自由法曹団、衆議院における派遣法「改正」案の強行採決に抗議し、廃案を要求する声明

自由法曹団
 ∟●衆議院における派遣法「改正」案の強行採決に抗議し、廃案を要求する声明

衆議院における派遣法「改正」案の強行採決に抗議し、廃案を要求する声明

1 労働者派遣法「改正」案は、2015年6月19日、衆議院厚生労働委員会と本会議で、相次いで強行採決され、自民、公明両党などの賛成多数で可決され、参議院に送付された。 しかし、労働者派遣法「改正」案の審議は、極めて不十分である。①「改正」案は、業務単位の期間制限をなくし、直接雇用や正社員への道を奪うのか、それとも正規雇用を増やすのか? ②「改正」案の個人単位の期間制限は、派遣労働者の首切り自由をもたらすのか、それとも正社員化を促進するのか? ③「改正」案の均衡待遇の推進やキャリアアップ措置は、直接雇用につながるのか? ④「改正」案の4つの雇用安定措置は、実効性があるのか? ⑤施行予定日の1か月前に、「業務単位の期間制限違反の場合の労働契約申込みみなし制度」をなくし、多数の派遣労働者の直接雇用へ移行する権利を奪うことは正義に適うと言えるのか? 等々、解明が求められている問題点は、多数存在する。
 ところが、衆議院厚生労働委員会及び本会議では、6月19日、上記の問題点の審議も解明も極めて不十分なまま、「改正」案の採決を強行したのである。

2 自民、公明、維新の党は、同じ6月19日、衆議院厚生労働委員会と本会議で、「労働者の職務に応じた待遇の確保等のための施策の推進に関する法律」(「同一労働同一賃金推進法」)を、当初案の「派遣労働者について、待遇の均等の実現を図る」を「派遣労働者について、均等な待遇及び均衡のとれた待遇の実現を図る」に、「法制上の措置については、施行後1年以内に講ずる」を「施行後、3年以内に法制上の措置を含む必要な措置を講ずる」に修正の上、賛成多数で可決した。

収集データ:
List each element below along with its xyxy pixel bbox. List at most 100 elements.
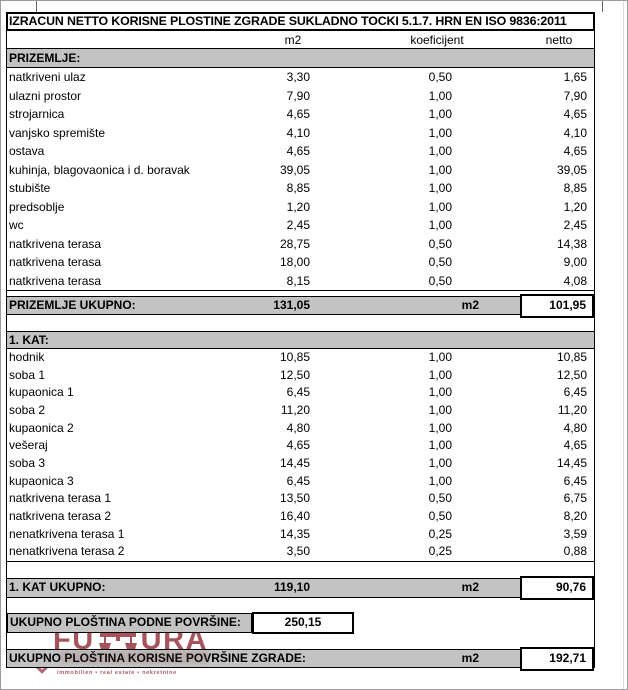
top-column-divider-right xyxy=(602,1,603,12)
m2-cell: 18,00 xyxy=(279,255,310,269)
room-name-cell: soba 2 xyxy=(9,402,46,417)
netto-cell: 8,20 xyxy=(563,508,587,523)
table-row: vanjsko spremište 4,10 1,00 4,10 xyxy=(7,124,594,143)
room-name-cell: vešeraj xyxy=(9,438,48,453)
netto-cell: 0,88 xyxy=(563,544,587,559)
netto-cell: 4,10 xyxy=(563,125,587,140)
grand-total-box: 192,71 xyxy=(520,646,594,671)
page-edge-line xyxy=(623,1,624,689)
koeficijent-cell: 1,00 xyxy=(428,438,452,453)
grand-total-row: UKUPNO PLOŠTINA KORISNE POVRŠINE ZGRADE:… xyxy=(7,646,594,671)
koeficijent-cell: 0,50 xyxy=(428,508,452,523)
koeficijent-cell: 1,00 xyxy=(428,107,452,121)
m2-cell: 13,50 xyxy=(279,491,310,506)
total-unit-label: m2 xyxy=(461,298,479,312)
m2-cell: 28,75 xyxy=(279,236,310,251)
koeficijent-cell: 1,00 xyxy=(428,420,452,435)
room-name-cell: nenatkrivena terasa 1 xyxy=(9,526,125,541)
room-name-cell: natkrivena terasa xyxy=(9,255,102,269)
room-name-cell: hodnik xyxy=(9,350,45,364)
room-name-cell: natkrivena terasa xyxy=(9,273,102,288)
room-name-cell: vanjsko spremište xyxy=(9,125,106,140)
table-row: soba 3 14,45 1,00 14,45 xyxy=(7,455,594,473)
netto-cell: 4,65 xyxy=(563,107,587,121)
koeficijent-cell: 1,00 xyxy=(428,473,452,488)
table-row: natkrivena terasa 18,00 0,50 9,00 xyxy=(7,253,594,272)
m2-cell: 14,35 xyxy=(279,526,310,541)
table-row: kupaonica 1 6,45 1,00 6,45 xyxy=(7,384,594,402)
netto-cell: 4,80 xyxy=(563,420,587,435)
koeficijent-cell: 1,00 xyxy=(428,218,452,232)
koeficijent-cell: 0,50 xyxy=(428,70,452,84)
table-row: natkriveni ulaz 3,30 0,50 1,65 xyxy=(7,68,594,87)
column-header-netto: netto xyxy=(545,33,573,47)
m2-cell: 3,30 xyxy=(286,70,310,84)
spacer xyxy=(7,598,594,613)
spacer xyxy=(7,633,594,649)
m2-cell: 6,45 xyxy=(286,385,310,400)
room-name-cell: soba 3 xyxy=(9,455,46,470)
netto-cell: 10,85 xyxy=(556,350,587,364)
calculation-sheet: IZRACUN NETTO KORISNE PLOSTINE ZGRADE SU… xyxy=(6,12,595,671)
m2-cell: 8,15 xyxy=(286,273,310,288)
koeficijent-cell: 1,00 xyxy=(428,367,452,382)
netto-cell: 7,90 xyxy=(563,88,587,103)
room-name-cell: natkrivena terasa 2 xyxy=(9,508,112,523)
koeficijent-cell: 1,00 xyxy=(428,162,452,177)
table-row: predsoblje 1,20 1,00 1,20 xyxy=(7,198,594,217)
room-name-cell: kuhinja, blagovaonica i d. boravak xyxy=(9,162,190,177)
room-name-cell: natkriveni ulaz xyxy=(9,70,86,84)
table-row: vešeraj 4,65 1,00 4,65 xyxy=(7,437,594,455)
netto-total-box: 90,76 xyxy=(520,576,594,601)
table-row: natkrivena terasa 1 13,50 0,50 6,75 xyxy=(7,490,594,508)
column-header-m2: m2 xyxy=(284,33,302,47)
table-row: ostava 4,65 1,00 4,65 xyxy=(7,142,594,161)
netto-cell: 6,75 xyxy=(563,491,587,506)
spacer xyxy=(7,315,594,331)
m2-cell: 4,65 xyxy=(286,438,310,453)
netto-cell: 4,65 xyxy=(563,144,587,158)
room-name-cell: stubište xyxy=(9,181,51,195)
m2-cell: 16,40 xyxy=(279,508,310,523)
koeficijent-cell: 1,00 xyxy=(428,144,452,158)
total-m2-value: 119,10 xyxy=(273,579,310,594)
m2-cell: 4,80 xyxy=(286,420,310,435)
column-header-row: m2 koeficijent netto xyxy=(7,31,594,49)
table-row: kupaonica 2 4,80 1,00 4,80 xyxy=(7,420,594,438)
room-name-cell: wc xyxy=(9,218,24,232)
room-name-cell: nenatkrivena terasa 2 xyxy=(9,544,125,559)
koeficijent-cell: 0,25 xyxy=(428,544,452,559)
netto-cell: 14,45 xyxy=(556,455,587,470)
koeficijent-cell: 0,50 xyxy=(428,491,452,506)
room-name-cell: strojarnica xyxy=(9,107,65,121)
top-column-divider-left xyxy=(36,1,37,12)
section-header-prizemlje: PRIZEMLJE: xyxy=(7,49,594,68)
netto-cell: 1,65 xyxy=(563,70,587,84)
netto-cell: 14,38 xyxy=(556,236,587,251)
netto-cell: 11,20 xyxy=(557,402,587,417)
koeficijent-cell: 1,00 xyxy=(428,88,452,103)
table-row: kupaonica 3 6,45 1,00 6,45 xyxy=(7,473,594,491)
koeficijent-cell: 1,00 xyxy=(428,350,452,364)
netto-cell: 4,65 xyxy=(563,438,587,453)
m2-cell: 3,50 xyxy=(286,544,310,559)
room-name-cell: predsoblje xyxy=(9,199,65,214)
netto-cell: 6,45 xyxy=(563,385,587,400)
total-m2-value: 131,05 xyxy=(273,298,310,312)
document-title: IZRACUN NETTO KORISNE PLOSTINE ZGRADE SU… xyxy=(6,12,595,31)
koeficijent-cell: 1,00 xyxy=(428,199,452,214)
floor-area-total-row: UKUPNO PLOŠTINA PODNE POVRŠINE: 250,15 xyxy=(7,611,594,634)
netto-cell: 6,45 xyxy=(563,473,587,488)
netto-cell: 9,00 xyxy=(563,255,587,269)
total-unit-label: m2 xyxy=(461,579,479,594)
total-row-prizemlje: PRIZEMLJE UKUPNO: 131,05 m2 101,95 xyxy=(7,294,594,318)
m2-cell: 4,10 xyxy=(286,125,310,140)
room-name-cell: kupaonica 1 xyxy=(9,385,74,400)
section-rows-1kat: hodnik 10,85 1,00 10,85 soba 1 12,50 1,0… xyxy=(7,349,594,562)
total-row-1kat: 1. KAT UKUPNO: 119,10 m2 90,76 xyxy=(7,576,594,601)
koeficijent-cell: 0,50 xyxy=(428,273,452,288)
room-name-cell: soba 1 xyxy=(9,367,46,382)
table-row: ulazni prostor 7,90 1,00 7,90 xyxy=(7,87,594,106)
spacer xyxy=(7,562,594,578)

指示: 派遣法「改正」案の強行採決に抗議する声明を、最後の文の続きから書き継いでください。 記録は使わなくてかまいません。

解答:
  同一労働同一賃金推進法は、上記修正により、均等待遇原則を骨抜きにされ、派遣労働者の処遇改善に役にたたないものとなっている。

3「改正」案は、一方で、直接雇用と結びついている「業務単位の期間制限」をなくし、他方で、派遣労働者を入れ替えれば、永久に労働者派遣を利用することができる「個人単位の期間制限」を導入している。しかも、「改正」案の「個人単位の期間制限」は、直接雇用と結びついておらず、派遣先に派遣切り自由の権限を与えている。このような仕組みと機能からして、「改正」案は、「生涯派遣・正社員ゼロ」を強要し、「派遣労働者の首切り自由」を認める法案である。審議を尽くせば、「改正」案が「生涯派遣・正社員ゼロ」法案、「派遣労働者の首切り自由化」法案であることは、自ずと明らかになることである。
 このような中で、いま、全国の派遣労働者は、「改正」案によりますます不安定な働き方を強いられることについて、不安や反対の声を上げ始めている。

4 自由法曹団は、衆議院厚生労働委員会と本会議における労働者派遣法「改正」案の強行採決に強く抗議する。自由法曹団は、参議院において、徹底審議を尽くし、問題点を解明し、「改正」案を廃案にすることを強く要求するものである。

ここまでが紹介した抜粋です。